## Begin MATERIAL FOR THIS EXERCISE

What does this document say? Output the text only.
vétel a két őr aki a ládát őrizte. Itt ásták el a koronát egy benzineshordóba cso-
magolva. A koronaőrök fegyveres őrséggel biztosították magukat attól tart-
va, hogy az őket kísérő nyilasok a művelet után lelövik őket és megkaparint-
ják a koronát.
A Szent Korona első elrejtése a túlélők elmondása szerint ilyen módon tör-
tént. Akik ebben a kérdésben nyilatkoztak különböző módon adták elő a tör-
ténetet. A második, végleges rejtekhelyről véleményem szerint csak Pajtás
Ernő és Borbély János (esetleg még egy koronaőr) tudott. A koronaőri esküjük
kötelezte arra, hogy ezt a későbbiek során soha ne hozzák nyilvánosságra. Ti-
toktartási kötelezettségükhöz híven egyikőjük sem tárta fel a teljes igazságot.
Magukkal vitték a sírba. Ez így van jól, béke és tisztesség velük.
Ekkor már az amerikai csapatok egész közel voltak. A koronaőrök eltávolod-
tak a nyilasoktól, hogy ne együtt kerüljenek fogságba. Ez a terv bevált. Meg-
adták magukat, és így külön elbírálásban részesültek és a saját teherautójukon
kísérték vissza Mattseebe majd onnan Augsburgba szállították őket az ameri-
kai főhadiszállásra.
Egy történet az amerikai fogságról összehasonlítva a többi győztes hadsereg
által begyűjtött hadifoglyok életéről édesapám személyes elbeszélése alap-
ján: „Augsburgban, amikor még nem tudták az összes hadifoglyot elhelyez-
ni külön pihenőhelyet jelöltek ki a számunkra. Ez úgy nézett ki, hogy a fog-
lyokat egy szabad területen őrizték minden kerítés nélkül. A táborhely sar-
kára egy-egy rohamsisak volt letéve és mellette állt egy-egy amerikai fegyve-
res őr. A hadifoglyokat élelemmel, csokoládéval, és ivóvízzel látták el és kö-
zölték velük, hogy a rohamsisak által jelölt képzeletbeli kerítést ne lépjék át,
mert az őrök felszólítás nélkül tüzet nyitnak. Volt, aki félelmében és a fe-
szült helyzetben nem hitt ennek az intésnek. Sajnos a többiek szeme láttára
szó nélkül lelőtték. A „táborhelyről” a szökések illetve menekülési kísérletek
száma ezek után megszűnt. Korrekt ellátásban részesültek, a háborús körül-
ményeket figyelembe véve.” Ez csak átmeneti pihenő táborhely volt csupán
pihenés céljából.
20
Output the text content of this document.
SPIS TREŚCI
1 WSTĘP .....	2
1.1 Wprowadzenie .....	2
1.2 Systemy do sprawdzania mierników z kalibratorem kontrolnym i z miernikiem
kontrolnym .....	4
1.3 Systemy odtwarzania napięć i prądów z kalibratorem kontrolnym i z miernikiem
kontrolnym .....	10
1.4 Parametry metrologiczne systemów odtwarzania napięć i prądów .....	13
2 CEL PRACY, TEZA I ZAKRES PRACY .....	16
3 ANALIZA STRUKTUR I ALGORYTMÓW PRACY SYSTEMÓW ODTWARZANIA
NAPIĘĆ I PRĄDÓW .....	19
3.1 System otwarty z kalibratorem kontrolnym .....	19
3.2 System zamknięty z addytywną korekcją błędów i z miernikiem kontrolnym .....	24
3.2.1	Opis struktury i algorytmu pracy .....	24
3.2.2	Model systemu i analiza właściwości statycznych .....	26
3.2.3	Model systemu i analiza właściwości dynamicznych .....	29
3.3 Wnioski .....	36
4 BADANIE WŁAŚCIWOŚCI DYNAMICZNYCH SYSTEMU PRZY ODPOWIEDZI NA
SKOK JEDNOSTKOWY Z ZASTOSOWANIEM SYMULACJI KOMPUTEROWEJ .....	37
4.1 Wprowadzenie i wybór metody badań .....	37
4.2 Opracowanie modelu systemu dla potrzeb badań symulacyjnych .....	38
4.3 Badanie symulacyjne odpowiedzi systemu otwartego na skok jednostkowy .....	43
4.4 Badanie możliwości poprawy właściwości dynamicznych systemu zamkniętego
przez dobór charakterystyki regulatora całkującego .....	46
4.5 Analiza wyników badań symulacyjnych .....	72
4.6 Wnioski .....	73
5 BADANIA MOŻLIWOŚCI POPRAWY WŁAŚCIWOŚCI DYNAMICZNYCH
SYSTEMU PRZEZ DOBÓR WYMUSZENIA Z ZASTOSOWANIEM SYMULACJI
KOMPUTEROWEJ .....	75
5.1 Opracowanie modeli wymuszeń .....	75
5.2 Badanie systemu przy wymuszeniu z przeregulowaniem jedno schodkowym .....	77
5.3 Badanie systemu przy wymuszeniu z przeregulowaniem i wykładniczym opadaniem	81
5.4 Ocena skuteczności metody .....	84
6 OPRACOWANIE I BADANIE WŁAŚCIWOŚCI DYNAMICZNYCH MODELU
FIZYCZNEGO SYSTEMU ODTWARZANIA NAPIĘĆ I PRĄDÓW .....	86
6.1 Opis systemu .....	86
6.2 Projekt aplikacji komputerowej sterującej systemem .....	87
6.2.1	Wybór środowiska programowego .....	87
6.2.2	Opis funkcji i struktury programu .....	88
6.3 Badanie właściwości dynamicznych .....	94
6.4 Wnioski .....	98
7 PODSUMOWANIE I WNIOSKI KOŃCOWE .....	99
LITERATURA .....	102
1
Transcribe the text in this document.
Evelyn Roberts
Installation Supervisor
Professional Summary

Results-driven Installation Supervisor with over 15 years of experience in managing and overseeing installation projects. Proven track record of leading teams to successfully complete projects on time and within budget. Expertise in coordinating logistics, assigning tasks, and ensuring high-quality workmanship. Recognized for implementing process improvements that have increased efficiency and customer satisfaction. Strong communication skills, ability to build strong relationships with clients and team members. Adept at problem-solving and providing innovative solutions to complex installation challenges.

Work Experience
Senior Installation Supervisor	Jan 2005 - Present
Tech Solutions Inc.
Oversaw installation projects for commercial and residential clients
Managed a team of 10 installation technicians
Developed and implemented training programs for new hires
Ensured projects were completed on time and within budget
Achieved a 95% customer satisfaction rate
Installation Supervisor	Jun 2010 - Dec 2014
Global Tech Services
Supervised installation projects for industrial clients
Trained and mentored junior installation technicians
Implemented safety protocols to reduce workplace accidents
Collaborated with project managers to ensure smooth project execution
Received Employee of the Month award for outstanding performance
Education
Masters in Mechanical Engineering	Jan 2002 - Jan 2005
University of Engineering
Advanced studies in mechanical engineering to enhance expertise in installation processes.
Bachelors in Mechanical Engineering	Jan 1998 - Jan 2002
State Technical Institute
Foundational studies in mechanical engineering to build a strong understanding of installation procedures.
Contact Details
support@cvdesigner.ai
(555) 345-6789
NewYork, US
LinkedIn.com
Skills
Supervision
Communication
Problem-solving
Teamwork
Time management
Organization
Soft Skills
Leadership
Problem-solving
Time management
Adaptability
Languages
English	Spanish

## End MATERIAL FOR THIS EXERCISE

### GIVEN TASK
Output each entry precisely as given.

### COMPLETE OUTPUT
What does this document say? Output the text only.
vétel a két őr aki a ládát őrizte. Itt ásták el a koronát egy benzineshordóba cso-
magolva. A koronaőrök fegyveres őrséggel biztosították magukat attól tart-
va, hogy az őket kísérő nyilasok a művelet után lelövik őket és megkaparint-
ják a koronát.
A Szent Korona első elrejtése a túlélők elmondása szerint ilyen módon tör-
tént. Akik ebben a kérdésben nyilatkoztak különböző módon adták elő a tör-
ténetet. A második, végleges rejtekhelyről véleményem szerint csak Pajtás
Ernő és Borbély János (esetleg még egy koronaőr) tudott. A koronaőri esküjük
kötelezte arra, hogy ezt a későbbiek során soha ne hozzák nyilvánosságra. Ti-
toktartási kötelezettségükhöz híven egyikőjük sem tárta fel a teljes igazságot.
Magukkal vitték a sírba. Ez így van jól, béke és tisztesség velük.
Ekkor már az amerikai csapatok egész közel voltak. A koronaőrök eltávolod-
tak a nyilasoktól, hogy ne együtt kerüljenek fogságba. Ez a terv bevált. Meg-
adták magukat, és így külön elbírálásban részesültek és a saját teherautójukon
kísérték vissza Mattseebe majd onnan Augsburgba szállították őket az ameri-
kai főhadiszállásra.
Egy történet az amerikai fogságról összehasonlítva a többi győztes hadsereg
által begyűjtött hadifoglyok életéről édesapám személyes elbeszélése alap-
ján: „Augsburgban, amikor még nem tudták az összes hadifoglyot elhelyez-
ni külön pihenőhelyet jelöltek ki a számunkra. Ez úgy nézett ki, hogy a fog-
lyokat egy szabad területen őrizték minden kerítés nélkül. A táborhely sar-
kára egy-egy rohamsisak volt letéve és mellette állt egy-egy amerikai fegyve-
res őr. A hadifoglyokat élelemmel, csokoládéval, és ivóvízzel látták el és kö-
zölték velük, hogy a rohamsisak által jelölt képzeletbeli kerítést ne lépjék át,
mert az őrök felszólítás nélkül tüzet nyitnak. Volt, aki félelmében és a fe-
szült helyzetben nem hitt ennek az intésnek. Sajnos a többiek szeme láttára
szó nélkül lelőtték. A „táborhelyről” a szökések illetve menekülési kísérletek
száma ezek után megszűnt. Korrekt ellátásban részesültek, a háborús körül-
ményeket figyelembe véve.” Ez csak átmeneti pihenő táborhely volt csupán
pihenés céljából.
20
Output the text content of this document.
SPIS TREŚCI
1 WSTĘP .....	2
1.1 Wprowadzenie .....	2
1.2 Systemy do sprawdzania mierników z kalibratorem kontrolnym i z miernikiem
kontrolnym .....	4
1.3 Systemy odtwarzania napięć i prądów z kalibratorem kontrolnym i z miernikiem
kontrolnym .....	10
1.4 Parametry metrologiczne systemów odtwarzania napięć i prądów .....	13
2 CEL PRACY, TEZA I ZAKRES PRACY .....	16
3 ANALIZA STRUKTUR I ALGORYTMÓW PRACY SYSTEMÓW ODTWARZANIA
NAPIĘĆ I PRĄDÓW .....	19
3.1 System otwarty z kalibratorem kontrolnym .....	19
3.2 System zamknięty z addytywną korekcją błędów i z miernikiem kontrolnym .....	24
3.2.1	Opis struktury i algorytmu pracy .....	24
3.2.2	Model systemu i analiza właściwości statycznych .....	26
3.2.3	Model systemu i analiza właściwości dynamicznych .....	29
3.3 Wnioski .....	36
4 BADANIE WŁAŚCIWOŚCI DYNAMICZNYCH SYSTEMU PRZY ODPOWIEDZI NA
SKOK JEDNOSTKOWY Z ZASTOSOWANIEM SYMULACJI KOMPUTEROWEJ .....	37
4.1 Wprowadzenie i wybór metody badań .....	37
4.2 Opracowanie modelu systemu dla potrzeb badań symulacyjnych .....	38
4.3 Badanie symulacyjne odpowiedzi systemu otwartego na skok jednostkowy .....	43
4.4 Badanie możliwości poprawy właściwości dynamicznych systemu zamkniętego
przez dobór charakterystyki regulatora całkującego .....	46
4.5 Analiza wyników badań symulacyjnych .....	72
4.6 Wnioski .....	73
5 BADANIA MOŻLIWOŚCI POPRAWY WŁAŚCIWOŚCI DYNAMICZNYCH
SYSTEMU PRZEZ DOBÓR WYMUSZENIA Z ZASTOSOWANIEM SYMULACJI
KOMPUTEROWEJ .....	75
5.1 Opracowanie modeli wymuszeń .....	75
5.2 Badanie systemu przy wymuszeniu z przeregulowaniem jedno schodkowym .....	77
5.3 Badanie systemu przy wymuszeniu z przeregulowaniem i wykładniczym opadaniem	81
5.4 Ocena skuteczności metody .....	84
6 OPRACOWANIE I BADANIE WŁAŚCIWOŚCI DYNAMICZNYCH MODELU
FIZYCZNEGO SYSTEMU ODTWARZANIA NAPIĘĆ I PRĄDÓW .....	86
6.1 Opis systemu .....	86
6.2 Projekt aplikacji komputerowej sterującej systemem .....	87
6.2.1	Wybór środowiska programowego .....	87
6.2.2	Opis funkcji i struktury programu .....	88
6.3 Badanie właściwości dynamicznych .....	94
6.4 Wnioski .....	98
7 PODSUMOWANIE I WNIOSKI KOŃCOWE .....	99
LITERATURA .....	102
1
Transcribe the text in this document.
Evelyn Roberts
Installation Supervisor
Professional Summary

Results-driven Installation Supervisor with over 15 years of experience in managing and overseeing installation projects. Proven track record of leading teams to successfully complete projects on time and within budget. Expertise in coordinating logistics, assigning tasks, and ensuring high-quality workmanship. Recognized for implementing process improvements that have increased efficiency and customer satisfaction. Strong communication skills, ability to build strong relationships with clients and team members. Adept at problem-solving and providing innovative solutions to complex installation challenges.

Work Experience
Senior Installation Supervisor	Jan 2005 - Present
Tech Solutions Inc.
Oversaw installation projects for commercial and residential clients
Managed a team of 10 installation technicians
Developed and implemented training programs for new hires
Ensured projects were completed on time and within budget
Achieved a 95% customer satisfaction rate
Installation Supervisor	Jun 2010 - Dec 2014
Global Tech Services
Supervised installation projects for industrial clients
Trained and mentored junior installation technicians
Implemented safety protocols to reduce workplace accidents
Collaborated with project managers to ensure smooth project execution
Received Employee of the Month award for outstanding performance
Education
Masters in Mechanical Engineering	Jan 2002 - Jan 2005
University of Engineering
Advanced studies in mechanical engineering to enhance expertise in installation processes.
Bachelors in Mechanical Engineering	Jan 1998 - Jan 2002
State Technical Institute
Foundational studies in mechanical engineering to build a strong understanding of installation procedures.
Contact Details
support@cvdesigner.ai
(555) 345-6789
NewYork, US
LinkedIn.com
Skills
Supervision
Communication
Problem-solving
Teamwork
Time management
Organization
Soft Skills
Leadership
Problem-solving
Time management
Adaptability
Languages
English	Spanish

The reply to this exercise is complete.